** START Material shown **

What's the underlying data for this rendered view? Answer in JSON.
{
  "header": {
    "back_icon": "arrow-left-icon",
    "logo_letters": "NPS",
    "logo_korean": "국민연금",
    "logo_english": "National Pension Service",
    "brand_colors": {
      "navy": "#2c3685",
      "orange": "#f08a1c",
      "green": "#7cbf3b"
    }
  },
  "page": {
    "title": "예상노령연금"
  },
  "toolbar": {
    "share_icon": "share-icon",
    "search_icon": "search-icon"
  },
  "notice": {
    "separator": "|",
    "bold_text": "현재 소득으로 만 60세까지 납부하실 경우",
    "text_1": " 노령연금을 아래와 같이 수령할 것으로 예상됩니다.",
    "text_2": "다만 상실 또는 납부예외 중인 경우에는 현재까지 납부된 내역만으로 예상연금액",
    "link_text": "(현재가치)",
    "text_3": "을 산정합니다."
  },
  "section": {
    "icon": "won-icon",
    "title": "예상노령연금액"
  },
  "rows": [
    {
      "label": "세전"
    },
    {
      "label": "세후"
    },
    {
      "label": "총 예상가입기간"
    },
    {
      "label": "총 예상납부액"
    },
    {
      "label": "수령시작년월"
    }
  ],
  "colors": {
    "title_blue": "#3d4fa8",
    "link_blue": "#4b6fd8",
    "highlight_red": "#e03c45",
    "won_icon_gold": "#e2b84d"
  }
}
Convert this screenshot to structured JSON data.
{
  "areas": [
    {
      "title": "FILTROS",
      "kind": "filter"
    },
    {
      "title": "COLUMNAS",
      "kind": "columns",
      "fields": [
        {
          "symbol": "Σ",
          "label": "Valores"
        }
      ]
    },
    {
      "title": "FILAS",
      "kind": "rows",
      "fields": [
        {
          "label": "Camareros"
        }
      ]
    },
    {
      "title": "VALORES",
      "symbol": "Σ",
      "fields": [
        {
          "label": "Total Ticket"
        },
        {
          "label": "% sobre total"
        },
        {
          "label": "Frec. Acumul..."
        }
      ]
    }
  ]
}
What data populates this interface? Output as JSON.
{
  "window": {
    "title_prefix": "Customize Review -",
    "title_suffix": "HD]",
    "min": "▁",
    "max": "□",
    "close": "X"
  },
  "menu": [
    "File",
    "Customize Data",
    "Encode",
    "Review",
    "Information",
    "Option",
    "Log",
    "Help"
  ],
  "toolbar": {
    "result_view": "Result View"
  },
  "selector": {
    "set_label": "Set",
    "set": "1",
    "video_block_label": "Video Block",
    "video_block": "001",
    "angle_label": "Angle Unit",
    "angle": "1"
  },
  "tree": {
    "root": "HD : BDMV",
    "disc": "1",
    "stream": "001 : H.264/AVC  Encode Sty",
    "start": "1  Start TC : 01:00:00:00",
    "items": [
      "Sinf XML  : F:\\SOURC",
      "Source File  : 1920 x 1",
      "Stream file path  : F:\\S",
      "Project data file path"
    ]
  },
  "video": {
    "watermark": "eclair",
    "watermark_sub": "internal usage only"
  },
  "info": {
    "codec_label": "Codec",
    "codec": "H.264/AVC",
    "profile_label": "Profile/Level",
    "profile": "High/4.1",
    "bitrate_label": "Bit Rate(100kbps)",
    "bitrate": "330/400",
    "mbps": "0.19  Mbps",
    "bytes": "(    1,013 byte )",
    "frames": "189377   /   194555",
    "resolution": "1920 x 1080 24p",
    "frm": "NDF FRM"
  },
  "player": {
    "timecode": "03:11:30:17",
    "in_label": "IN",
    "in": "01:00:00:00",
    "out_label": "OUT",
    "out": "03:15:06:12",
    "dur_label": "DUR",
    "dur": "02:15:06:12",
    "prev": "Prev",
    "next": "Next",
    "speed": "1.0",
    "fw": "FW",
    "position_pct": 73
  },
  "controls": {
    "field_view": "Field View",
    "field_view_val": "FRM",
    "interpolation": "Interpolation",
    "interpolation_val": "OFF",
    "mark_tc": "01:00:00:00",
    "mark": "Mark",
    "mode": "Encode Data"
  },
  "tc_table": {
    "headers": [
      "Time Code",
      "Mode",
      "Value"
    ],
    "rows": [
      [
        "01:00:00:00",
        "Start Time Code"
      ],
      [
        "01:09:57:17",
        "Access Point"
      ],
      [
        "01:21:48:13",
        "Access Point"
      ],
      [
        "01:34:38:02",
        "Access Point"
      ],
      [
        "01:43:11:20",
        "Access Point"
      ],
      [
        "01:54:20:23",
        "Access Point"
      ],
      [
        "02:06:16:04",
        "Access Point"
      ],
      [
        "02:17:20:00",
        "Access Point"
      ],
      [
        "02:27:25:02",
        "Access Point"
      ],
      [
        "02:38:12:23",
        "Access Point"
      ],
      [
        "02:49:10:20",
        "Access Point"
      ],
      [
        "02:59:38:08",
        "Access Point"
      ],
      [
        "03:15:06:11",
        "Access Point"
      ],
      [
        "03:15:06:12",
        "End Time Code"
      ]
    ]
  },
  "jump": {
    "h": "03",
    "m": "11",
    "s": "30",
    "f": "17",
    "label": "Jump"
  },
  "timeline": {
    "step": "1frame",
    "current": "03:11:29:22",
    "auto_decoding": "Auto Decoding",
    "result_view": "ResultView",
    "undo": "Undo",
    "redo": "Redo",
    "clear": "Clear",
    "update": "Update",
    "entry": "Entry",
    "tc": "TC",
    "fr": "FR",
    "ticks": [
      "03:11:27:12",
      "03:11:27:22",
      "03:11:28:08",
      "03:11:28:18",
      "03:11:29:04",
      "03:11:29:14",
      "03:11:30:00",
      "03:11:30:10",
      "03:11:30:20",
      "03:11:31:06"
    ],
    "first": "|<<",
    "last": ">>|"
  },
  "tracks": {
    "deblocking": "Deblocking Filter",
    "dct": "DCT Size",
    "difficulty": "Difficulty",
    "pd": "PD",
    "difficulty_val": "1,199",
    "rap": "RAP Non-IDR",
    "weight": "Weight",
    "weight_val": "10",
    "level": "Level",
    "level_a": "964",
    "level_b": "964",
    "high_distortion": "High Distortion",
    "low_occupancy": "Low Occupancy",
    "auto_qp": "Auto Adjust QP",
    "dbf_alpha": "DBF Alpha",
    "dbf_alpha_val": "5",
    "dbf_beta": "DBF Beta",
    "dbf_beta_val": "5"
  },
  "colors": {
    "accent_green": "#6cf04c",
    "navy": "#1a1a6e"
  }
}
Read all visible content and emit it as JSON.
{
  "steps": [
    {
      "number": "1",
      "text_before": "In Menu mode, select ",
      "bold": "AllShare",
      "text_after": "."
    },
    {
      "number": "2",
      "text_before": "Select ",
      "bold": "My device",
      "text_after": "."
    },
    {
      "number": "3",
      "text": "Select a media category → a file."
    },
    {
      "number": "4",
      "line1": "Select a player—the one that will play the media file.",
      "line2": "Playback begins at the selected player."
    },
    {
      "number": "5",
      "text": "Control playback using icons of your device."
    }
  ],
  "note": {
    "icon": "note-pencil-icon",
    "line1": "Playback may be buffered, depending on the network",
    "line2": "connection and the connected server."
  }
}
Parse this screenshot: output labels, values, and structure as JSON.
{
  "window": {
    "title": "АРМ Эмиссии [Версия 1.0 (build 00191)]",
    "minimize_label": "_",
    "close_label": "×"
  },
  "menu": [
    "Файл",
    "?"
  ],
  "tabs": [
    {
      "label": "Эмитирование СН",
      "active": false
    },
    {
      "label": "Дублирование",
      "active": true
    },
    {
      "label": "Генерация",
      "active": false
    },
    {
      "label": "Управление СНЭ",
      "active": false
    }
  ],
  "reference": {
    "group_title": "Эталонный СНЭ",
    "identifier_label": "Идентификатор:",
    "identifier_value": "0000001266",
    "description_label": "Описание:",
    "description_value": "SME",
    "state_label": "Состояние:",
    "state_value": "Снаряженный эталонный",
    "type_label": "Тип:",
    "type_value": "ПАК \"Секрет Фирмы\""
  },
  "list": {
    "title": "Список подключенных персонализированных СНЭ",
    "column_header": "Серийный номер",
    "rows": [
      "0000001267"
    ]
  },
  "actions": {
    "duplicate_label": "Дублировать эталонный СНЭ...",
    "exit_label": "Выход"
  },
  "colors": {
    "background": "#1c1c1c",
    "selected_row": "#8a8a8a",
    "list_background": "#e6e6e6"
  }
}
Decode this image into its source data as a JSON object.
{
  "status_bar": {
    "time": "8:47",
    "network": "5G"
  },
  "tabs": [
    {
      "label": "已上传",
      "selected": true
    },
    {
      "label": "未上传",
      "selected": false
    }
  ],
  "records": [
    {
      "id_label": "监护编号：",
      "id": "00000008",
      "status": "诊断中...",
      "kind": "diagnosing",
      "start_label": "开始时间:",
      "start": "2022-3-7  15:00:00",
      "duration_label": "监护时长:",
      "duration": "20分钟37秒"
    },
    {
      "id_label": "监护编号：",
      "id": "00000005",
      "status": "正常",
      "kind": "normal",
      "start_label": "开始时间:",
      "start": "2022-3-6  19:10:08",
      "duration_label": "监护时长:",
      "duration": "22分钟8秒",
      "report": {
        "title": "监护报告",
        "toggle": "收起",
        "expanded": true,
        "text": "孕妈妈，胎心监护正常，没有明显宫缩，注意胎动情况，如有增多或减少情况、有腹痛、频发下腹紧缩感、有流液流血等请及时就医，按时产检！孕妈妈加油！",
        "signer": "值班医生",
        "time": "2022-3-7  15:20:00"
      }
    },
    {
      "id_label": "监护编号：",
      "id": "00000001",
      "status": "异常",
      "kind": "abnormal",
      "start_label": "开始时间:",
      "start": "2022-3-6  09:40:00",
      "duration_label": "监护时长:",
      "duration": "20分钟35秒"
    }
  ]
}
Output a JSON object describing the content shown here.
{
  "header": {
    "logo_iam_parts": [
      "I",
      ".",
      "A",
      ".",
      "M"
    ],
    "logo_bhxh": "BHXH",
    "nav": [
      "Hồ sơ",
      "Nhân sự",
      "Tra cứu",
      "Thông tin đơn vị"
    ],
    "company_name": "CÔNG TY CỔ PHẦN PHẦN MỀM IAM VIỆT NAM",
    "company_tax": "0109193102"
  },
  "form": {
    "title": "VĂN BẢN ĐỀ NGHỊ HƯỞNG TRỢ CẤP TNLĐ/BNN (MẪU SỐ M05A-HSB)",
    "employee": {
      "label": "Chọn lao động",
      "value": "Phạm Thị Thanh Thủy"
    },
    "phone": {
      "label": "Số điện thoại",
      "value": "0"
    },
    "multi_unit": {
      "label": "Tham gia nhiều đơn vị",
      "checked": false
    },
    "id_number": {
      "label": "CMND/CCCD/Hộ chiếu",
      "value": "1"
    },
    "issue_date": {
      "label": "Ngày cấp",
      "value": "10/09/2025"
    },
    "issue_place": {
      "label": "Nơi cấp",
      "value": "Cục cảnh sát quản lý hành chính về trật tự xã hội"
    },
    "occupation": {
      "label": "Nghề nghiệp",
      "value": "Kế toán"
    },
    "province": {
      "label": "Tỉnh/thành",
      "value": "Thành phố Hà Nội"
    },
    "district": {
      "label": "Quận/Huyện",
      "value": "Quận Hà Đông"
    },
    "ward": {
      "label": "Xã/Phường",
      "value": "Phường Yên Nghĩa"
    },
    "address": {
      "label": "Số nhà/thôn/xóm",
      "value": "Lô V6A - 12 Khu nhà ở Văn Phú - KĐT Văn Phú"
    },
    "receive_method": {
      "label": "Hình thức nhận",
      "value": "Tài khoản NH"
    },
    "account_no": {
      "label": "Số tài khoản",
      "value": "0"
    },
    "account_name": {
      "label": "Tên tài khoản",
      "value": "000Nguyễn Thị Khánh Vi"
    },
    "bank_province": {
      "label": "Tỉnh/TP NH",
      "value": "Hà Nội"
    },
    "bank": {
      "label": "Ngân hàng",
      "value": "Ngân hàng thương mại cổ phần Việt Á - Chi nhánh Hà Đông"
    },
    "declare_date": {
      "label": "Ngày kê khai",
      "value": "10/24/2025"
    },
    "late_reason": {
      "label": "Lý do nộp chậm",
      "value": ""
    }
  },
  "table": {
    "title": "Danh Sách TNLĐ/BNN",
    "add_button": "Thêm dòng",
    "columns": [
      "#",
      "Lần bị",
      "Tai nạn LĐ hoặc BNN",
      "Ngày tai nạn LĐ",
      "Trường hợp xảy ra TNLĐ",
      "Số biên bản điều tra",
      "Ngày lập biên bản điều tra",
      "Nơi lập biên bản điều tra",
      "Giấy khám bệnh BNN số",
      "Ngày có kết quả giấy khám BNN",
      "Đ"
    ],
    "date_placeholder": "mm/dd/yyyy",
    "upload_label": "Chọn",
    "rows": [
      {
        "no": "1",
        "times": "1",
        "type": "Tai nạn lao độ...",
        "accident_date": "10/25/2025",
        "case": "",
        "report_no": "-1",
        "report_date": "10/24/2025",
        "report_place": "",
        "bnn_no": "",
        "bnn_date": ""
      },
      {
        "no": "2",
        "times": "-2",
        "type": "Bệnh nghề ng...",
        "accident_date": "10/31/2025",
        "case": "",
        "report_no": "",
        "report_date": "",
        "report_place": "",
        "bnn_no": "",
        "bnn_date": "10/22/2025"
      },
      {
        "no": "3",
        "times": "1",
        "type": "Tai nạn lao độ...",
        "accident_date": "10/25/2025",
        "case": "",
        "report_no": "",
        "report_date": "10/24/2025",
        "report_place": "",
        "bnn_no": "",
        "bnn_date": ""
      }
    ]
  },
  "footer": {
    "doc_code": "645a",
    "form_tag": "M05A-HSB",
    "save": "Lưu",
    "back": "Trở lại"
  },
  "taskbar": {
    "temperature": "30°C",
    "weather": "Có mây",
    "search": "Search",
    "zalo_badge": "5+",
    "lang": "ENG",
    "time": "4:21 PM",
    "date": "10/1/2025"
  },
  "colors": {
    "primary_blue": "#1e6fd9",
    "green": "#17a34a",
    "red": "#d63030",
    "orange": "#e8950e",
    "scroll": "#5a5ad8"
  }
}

** END Material shown **

> [Challenge]:
Show each line of the listing that holds the string "hàng".

> [Solution below]:
      "label": "Ngân hàng",
      "value": "Ngân hàng thương mại cổ phần Việt Á - Chi nhánh Hà Đông"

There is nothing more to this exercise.